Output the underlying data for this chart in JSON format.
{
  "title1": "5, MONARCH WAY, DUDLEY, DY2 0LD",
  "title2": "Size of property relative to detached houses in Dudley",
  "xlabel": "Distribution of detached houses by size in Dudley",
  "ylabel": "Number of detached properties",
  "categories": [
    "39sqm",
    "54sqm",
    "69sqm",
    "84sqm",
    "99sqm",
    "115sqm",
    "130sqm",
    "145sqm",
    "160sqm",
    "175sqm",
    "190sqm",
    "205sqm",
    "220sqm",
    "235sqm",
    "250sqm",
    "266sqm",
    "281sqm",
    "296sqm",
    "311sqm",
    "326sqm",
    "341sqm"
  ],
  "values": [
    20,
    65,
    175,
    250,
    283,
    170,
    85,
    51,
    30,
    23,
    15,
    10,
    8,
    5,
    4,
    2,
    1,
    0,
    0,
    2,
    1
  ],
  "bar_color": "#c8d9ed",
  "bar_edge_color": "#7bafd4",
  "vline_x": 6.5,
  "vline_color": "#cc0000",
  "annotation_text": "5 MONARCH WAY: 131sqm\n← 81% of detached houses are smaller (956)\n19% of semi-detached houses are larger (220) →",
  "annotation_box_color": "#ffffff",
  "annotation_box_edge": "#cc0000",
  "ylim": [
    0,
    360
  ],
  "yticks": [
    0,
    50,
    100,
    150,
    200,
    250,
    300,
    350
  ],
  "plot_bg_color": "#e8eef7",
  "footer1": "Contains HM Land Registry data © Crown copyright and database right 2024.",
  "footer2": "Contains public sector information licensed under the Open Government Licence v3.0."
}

****

Output every line above without altering anything.

Output the underlying data for this chart in JSON format.
{
  "title1": "5, MONARCH WAY, DUDLEY, DY2 0LD",
  "title2": "Size of property relative to detached houses in Dudley",
  "xlabel": "Distribution of detached houses by size in Dudley",
  "ylabel": "Number of detached properties",
  "categories": [
    "39sqm",
    "54sqm",
    "69sqm",
    "84sqm",
    "99sqm",
    "115sqm",
    "130sqm",
    "145sqm",
    "160sqm",
    "175sqm",
    "190sqm",
    "205sqm",
    "220sqm",
    "235sqm",
    "250sqm",
    "266sqm",
    "281sqm",
    "296sqm",
    "311sqm",
    "326sqm",
    "341sqm"
  ],
  "values": [
    20,
    65,
    175,
    250,
    283,
    170,
    85,
    51,
    30,
    23,
    15,
    10,
    8,
    5,
    4,
    2,
    1,
    0,
    0,
    2,
    1
  ],
  "bar_color": "#c8d9ed",
  "bar_edge_color": "#7bafd4",
  "vline_x": 6.5,
  "vline_color": "#cc0000",
  "annotation_text": "5 MONARCH WAY: 131sqm\n← 81% of detached houses are smaller (956)\n19% of semi-detached houses are larger (220) →",
  "annotation_box_color": "#ffffff",
  "annotation_box_edge": "#cc0000",
  "ylim": [
    0,
    360
  ],
  "yticks": [
    0,
    50,
    100,
    150,
    200,
    250,
    300,
    350
  ],
  "plot_bg_color": "#e8eef7",
  "footer1": "Contains HM Land Registry data © Crown copyright and database right 2024.",
  "footer2": "Contains public sector information licensed under the Open Government Licence v3.0."
}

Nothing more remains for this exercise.